What is asked | State the number of lines in these records that include the word "data", and add nothing to it.
* * * *
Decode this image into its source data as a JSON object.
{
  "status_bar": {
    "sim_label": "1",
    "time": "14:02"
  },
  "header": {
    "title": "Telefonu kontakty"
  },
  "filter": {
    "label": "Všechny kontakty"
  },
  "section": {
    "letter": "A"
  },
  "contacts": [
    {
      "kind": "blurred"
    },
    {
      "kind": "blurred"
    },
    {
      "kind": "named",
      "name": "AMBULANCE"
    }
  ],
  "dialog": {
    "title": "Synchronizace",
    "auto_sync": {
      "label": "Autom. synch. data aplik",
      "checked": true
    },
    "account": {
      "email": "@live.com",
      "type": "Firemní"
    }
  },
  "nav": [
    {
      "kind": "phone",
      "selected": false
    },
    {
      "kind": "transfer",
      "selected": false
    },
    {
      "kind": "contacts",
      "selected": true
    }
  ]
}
* * * *
Response to the task | 2